*What you are asked to do*. Write out each line of the material again, word for word.

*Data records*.

-- BEGIN --

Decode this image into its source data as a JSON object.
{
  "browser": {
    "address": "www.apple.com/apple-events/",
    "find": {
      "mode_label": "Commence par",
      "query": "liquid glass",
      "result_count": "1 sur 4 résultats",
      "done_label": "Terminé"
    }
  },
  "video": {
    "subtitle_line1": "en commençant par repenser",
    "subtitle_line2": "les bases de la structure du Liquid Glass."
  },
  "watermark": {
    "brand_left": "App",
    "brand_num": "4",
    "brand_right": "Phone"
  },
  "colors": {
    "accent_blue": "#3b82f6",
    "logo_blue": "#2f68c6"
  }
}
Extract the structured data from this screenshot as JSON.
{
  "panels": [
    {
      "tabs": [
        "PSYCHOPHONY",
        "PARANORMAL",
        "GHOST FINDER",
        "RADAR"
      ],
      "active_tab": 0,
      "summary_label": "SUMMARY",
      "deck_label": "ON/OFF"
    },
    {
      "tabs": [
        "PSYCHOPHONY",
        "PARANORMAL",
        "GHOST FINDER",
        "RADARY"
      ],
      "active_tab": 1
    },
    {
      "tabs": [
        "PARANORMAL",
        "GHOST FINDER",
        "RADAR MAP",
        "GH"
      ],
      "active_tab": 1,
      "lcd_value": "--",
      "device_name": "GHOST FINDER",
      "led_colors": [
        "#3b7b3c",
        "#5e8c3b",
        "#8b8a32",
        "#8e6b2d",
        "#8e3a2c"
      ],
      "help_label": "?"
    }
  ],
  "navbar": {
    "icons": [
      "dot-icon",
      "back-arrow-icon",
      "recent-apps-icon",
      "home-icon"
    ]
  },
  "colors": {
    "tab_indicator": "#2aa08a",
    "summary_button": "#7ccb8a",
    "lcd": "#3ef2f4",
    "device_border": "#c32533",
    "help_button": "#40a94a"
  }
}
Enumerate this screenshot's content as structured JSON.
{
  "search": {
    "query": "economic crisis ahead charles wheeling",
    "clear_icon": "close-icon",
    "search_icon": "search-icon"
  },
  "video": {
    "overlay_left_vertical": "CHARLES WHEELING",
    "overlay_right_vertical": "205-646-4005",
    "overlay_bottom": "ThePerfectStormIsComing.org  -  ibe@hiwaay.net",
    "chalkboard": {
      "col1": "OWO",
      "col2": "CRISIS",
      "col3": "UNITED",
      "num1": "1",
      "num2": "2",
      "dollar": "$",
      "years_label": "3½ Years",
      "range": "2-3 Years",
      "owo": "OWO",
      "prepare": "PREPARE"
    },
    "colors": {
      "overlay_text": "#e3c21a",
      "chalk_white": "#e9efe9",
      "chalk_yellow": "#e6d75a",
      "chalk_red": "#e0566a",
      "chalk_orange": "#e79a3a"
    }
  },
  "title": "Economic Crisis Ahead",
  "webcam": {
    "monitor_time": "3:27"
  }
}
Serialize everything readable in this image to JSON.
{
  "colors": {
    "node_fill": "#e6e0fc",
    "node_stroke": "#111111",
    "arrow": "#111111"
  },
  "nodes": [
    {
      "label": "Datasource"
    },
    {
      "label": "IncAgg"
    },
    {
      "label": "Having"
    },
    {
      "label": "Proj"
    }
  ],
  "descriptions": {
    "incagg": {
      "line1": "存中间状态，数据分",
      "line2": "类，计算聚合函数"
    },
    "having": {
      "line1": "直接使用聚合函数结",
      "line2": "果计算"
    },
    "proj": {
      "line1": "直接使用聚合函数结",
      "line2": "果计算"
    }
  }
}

-- END --

*Finished exercise*.
Decode this image into its source data as a JSON object.
{
  "browser": {
    "address": "www.apple.com/apple-events/",
    "find": {
      "mode_label": "Commence par",
      "query": "liquid glass",
      "result_count": "1 sur 4 résultats",
      "done_label": "Terminé"
    }
  },
  "video": {
    "subtitle_line1": "en commençant par repenser",
    "subtitle_line2": "les bases de la structure du Liquid Glass."
  },
  "watermark": {
    "brand_left": "App",
    "brand_num": "4",
    "brand_right": "Phone"
  },
  "colors": {
    "accent_blue": "#3b82f6",
    "logo_blue": "#2f68c6"
  }
}
Extract the structured data from this screenshot as JSON.
{
  "panels": [
    {
      "tabs": [
        "PSYCHOPHONY",
        "PARANORMAL",
        "GHOST FINDER",
        "RADAR"
      ],
      "active_tab": 0,
      "summary_label": "SUMMARY",
      "deck_label": "ON/OFF"
    },
    {
      "tabs": [
        "PSYCHOPHONY",
        "PARANORMAL",
        "GHOST FINDER",
        "RADARY"
      ],
      "active_tab": 1
    },
    {
      "tabs": [
        "PARANORMAL",
        "GHOST FINDER",
        "RADAR MAP",
        "GH"
      ],
      "active_tab": 1,
      "lcd_value": "--",
      "device_name": "GHOST FINDER",
      "led_colors": [
        "#3b7b3c",
        "#5e8c3b",
        "#8b8a32",
        "#8e6b2d",
        "#8e3a2c"
      ],
      "help_label": "?"
    }
  ],
  "navbar": {
    "icons": [
      "dot-icon",
      "back-arrow-icon",
      "recent-apps-icon",
      "home-icon"
    ]
  },
  "colors": {
    "tab_indicator": "#2aa08a",
    "summary_button": "#7ccb8a",
    "lcd": "#3ef2f4",
    "device_border": "#c32533",
    "help_button": "#40a94a"
  }
}
Enumerate this screenshot's content as structured JSON.
{
  "search": {
    "query": "economic crisis ahead charles wheeling",
    "clear_icon": "close-icon",
    "search_icon": "search-icon"
  },
  "video": {
    "overlay_left_vertical": "CHARLES WHEELING",
    "overlay_right_vertical": "205-646-4005",
    "overlay_bottom": "ThePerfectStormIsComing.org  -  ibe@hiwaay.net",
    "chalkboard": {
      "col1": "OWO",
      "col2": "CRISIS",
      "col3": "UNITED",
      "num1": "1",
      "num2": "2",
      "dollar": "$",
      "years_label": "3½ Years",
      "range": "2-3 Years",
      "owo": "OWO",
      "prepare": "PREPARE"
    },
    "colors": {
      "overlay_text": "#e3c21a",
      "chalk_white": "#e9efe9",
      "chalk_yellow": "#e6d75a",
      "chalk_red": "#e0566a",
      "chalk_orange": "#e79a3a"
    }
  },
  "title": "Economic Crisis Ahead",
  "webcam": {
    "monitor_time": "3:27"
  }
}
Serialize everything readable in this image to JSON.
{
  "colors": {
    "node_fill": "#e6e0fc",
    "node_stroke": "#111111",
    "arrow": "#111111"
  },
  "nodes": [
    {
      "label": "Datasource"
    },
    {
      "label": "IncAgg"
    },
    {
      "label": "Having"
    },
    {
      "label": "Proj"
    }
  ],
  "descriptions": {
    "incagg": {
      "line1": "存中间状态，数据分",
      "line2": "类，计算聚合函数"
    },
    "having": {
      "line1": "直接使用聚合函数结",
      "line2": "果计算"
    },
    "proj": {
      "line1": "直接使用聚合函数结",
      "line2": "果计算"
    }
  }
}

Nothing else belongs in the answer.